### WRITTEN INSTRUCTION
Set the following entries down again exactly, line by line.

### Dataset entries
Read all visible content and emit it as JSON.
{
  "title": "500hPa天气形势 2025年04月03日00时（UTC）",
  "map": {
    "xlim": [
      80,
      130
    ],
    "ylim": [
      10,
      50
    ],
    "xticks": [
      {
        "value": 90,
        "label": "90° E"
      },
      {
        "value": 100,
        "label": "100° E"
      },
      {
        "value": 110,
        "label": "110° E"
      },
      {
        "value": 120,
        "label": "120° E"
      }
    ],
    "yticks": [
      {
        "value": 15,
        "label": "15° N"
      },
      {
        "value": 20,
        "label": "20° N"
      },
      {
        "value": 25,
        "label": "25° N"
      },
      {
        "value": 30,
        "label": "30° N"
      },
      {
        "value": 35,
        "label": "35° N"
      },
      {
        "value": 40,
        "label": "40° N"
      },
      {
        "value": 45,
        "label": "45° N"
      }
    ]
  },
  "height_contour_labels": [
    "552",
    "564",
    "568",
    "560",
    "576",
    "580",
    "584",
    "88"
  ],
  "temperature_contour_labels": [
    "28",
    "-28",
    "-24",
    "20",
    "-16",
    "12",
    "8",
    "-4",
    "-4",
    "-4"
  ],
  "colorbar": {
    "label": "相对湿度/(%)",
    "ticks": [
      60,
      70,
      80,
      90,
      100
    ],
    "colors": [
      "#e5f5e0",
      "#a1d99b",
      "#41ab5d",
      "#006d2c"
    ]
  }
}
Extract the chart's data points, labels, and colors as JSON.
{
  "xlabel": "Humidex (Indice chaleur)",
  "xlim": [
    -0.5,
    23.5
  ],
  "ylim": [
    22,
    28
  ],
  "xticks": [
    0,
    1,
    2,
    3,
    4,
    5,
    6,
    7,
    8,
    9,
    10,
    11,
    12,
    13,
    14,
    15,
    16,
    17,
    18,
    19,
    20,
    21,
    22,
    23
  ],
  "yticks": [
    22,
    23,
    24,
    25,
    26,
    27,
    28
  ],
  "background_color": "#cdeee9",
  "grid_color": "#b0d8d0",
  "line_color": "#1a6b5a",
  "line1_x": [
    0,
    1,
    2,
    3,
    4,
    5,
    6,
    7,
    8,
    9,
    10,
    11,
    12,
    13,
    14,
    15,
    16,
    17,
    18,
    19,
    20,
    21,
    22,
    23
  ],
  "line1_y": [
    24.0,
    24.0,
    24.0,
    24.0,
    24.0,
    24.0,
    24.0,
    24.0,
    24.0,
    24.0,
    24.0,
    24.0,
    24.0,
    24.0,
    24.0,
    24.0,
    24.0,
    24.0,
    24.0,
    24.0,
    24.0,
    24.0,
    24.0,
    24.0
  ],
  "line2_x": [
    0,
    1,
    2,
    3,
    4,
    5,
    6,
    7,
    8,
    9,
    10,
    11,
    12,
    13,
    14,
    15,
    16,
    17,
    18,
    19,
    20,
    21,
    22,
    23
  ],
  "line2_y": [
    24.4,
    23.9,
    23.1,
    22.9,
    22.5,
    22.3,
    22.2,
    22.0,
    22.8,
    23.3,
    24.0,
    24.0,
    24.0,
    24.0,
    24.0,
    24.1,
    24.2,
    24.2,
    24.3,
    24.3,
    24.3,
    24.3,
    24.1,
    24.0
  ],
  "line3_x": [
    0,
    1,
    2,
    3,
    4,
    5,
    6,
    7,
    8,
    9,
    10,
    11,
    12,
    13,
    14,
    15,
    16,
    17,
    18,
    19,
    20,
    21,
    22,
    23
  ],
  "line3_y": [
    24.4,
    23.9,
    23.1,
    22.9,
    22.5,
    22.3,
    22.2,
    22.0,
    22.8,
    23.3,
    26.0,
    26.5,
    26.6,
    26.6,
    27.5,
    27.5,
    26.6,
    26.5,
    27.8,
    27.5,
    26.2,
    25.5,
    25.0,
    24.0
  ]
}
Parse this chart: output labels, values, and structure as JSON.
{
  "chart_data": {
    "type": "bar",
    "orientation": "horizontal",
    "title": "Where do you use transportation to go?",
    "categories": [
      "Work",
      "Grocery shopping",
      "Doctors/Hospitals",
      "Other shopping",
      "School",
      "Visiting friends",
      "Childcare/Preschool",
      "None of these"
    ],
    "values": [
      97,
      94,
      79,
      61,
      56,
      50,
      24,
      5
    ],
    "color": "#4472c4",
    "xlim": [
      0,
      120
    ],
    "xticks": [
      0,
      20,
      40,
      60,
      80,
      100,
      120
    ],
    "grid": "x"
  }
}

### TASK SOLUTION
Read all visible content and emit it as JSON.
{
  "title": "500hPa天气形势 2025年04月03日00时（UTC）",
  "map": {
    "xlim": [
      80,
      130
    ],
    "ylim": [
      10,
      50
    ],
    "xticks": [
      {
        "value": 90,
        "label": "90° E"
      },
      {
        "value": 100,
        "label": "100° E"
      },
      {
        "value": 110,
        "label": "110° E"
      },
      {
        "value": 120,
        "label": "120° E"
      }
    ],
    "yticks": [
      {
        "value": 15,
        "label": "15° N"
      },
      {
        "value": 20,
        "label": "20° N"
      },
      {
        "value": 25,
        "label": "25° N"
      },
      {
        "value": 30,
        "label": "30° N"
      },
      {
        "value": 35,
        "label": "35° N"
      },
      {
        "value": 40,
        "label": "40° N"
      },
      {
        "value": 45,
        "label": "45° N"
      }
    ]
  },
  "height_contour_labels": [
    "552",
    "564",
    "568",
    "560",
    "576",
    "580",
    "584",
    "88"
  ],
  "temperature_contour_labels": [
    "28",
    "-28",
    "-24",
    "20",
    "-16",
    "12",
    "8",
    "-4",
    "-4",
    "-4"
  ],
  "colorbar": {
    "label": "相对湿度/(%)",
    "ticks": [
      60,
      70,
      80,
      90,
      100
    ],
    "colors": [
      "#e5f5e0",
      "#a1d99b",
      "#41ab5d",
      "#006d2c"
    ]
  }
}
Extract the chart's data points, labels, and colors as JSON.
{
  "xlabel": "Humidex (Indice chaleur)",
  "xlim": [
    -0.5,
    23.5
  ],
  "ylim": [
    22,
    28
  ],
  "xticks": [
    0,
    1,
    2,
    3,
    4,
    5,
    6,
    7,
    8,
    9,
    10,
    11,
    12,
    13,
    14,
    15,
    16,
    17,
    18,
    19,
    20,
    21,
    22,
    23
  ],
  "yticks": [
    22,
    23,
    24,
    25,
    26,
    27,
    28
  ],
  "background_color": "#cdeee9",
  "grid_color": "#b0d8d0",
  "line_color": "#1a6b5a",
  "line1_x": [
    0,
    1,
    2,
    3,
    4,
    5,
    6,
    7,
    8,
    9,
    10,
    11,
    12,
    13,
    14,
    15,
    16,
    17,
    18,
    19,
    20,
    21,
    22,
    23
  ],
  "line1_y": [
    24.0,
    24.0,
    24.0,
    24.0,
    24.0,
    24.0,
    24.0,
    24.0,
    24.0,
    24.0,
    24.0,
    24.0,
    24.0,
    24.0,
    24.0,
    24.0,
    24.0,
    24.0,
    24.0,
    24.0,
    24.0,
    24.0,
    24.0,
    24.0
  ],
  "line2_x": [
    0,
    1,
    2,
    3,
    4,
    5,
    6,
    7,
    8,
    9,
    10,
    11,
    12,
    13,
    14,
    15,
    16,
    17,
    18,
    19,
    20,
    21,
    22,
    23
  ],
  "line2_y": [
    24.4,
    23.9,
    23.1,
    22.9,
    22.5,
    22.3,
    22.2,
    22.0,
    22.8,
    23.3,
    24.0,
    24.0,
    24.0,
    24.0,
    24.0,
    24.1,
    24.2,
    24.2,
    24.3,
    24.3,
    24.3,
    24.3,
    24.1,
    24.0
  ],
  "line3_x": [
    0,
    1,
    2,
    3,
    4,
    5,
    6,
    7,
    8,
    9,
    10,
    11,
    12,
    13,
    14,
    15,
    16,
    17,
    18,
    19,
    20,
    21,
    22,
    23
  ],
  "line3_y": [
    24.4,
    23.9,
    23.1,
    22.9,
    22.5,
    22.3,
    22.2,
    22.0,
    22.8,
    23.3,
    26.0,
    26.5,
    26.6,
    26.6,
    27.5,
    27.5,
    26.6,
    26.5,
    27.8,
    27.5,
    26.2,
    25.5,
    25.0,
    24.0
  ]
}
Parse this chart: output labels, values, and structure as JSON.
{
  "chart_data": {
    "type": "bar",
    "orientation": "horizontal",
    "title": "Where do you use transportation to go?",
    "categories": [
      "Work",
      "Grocery shopping",
      "Doctors/Hospitals",
      "Other shopping",
      "School",
      "Visiting friends",
      "Childcare/Preschool",
      "None of these"
    ],
    "values": [
      97,
      94,
      79,
      61,
      56,
      50,
      24,
      5
    ],
    "color": "#4472c4",
    "xlim": [
      0,
      120
    ],
    "xticks": [
      0,
      20,
      40,
      60,
      80,
      100,
      120
    ],
    "grid": "x"
  }
}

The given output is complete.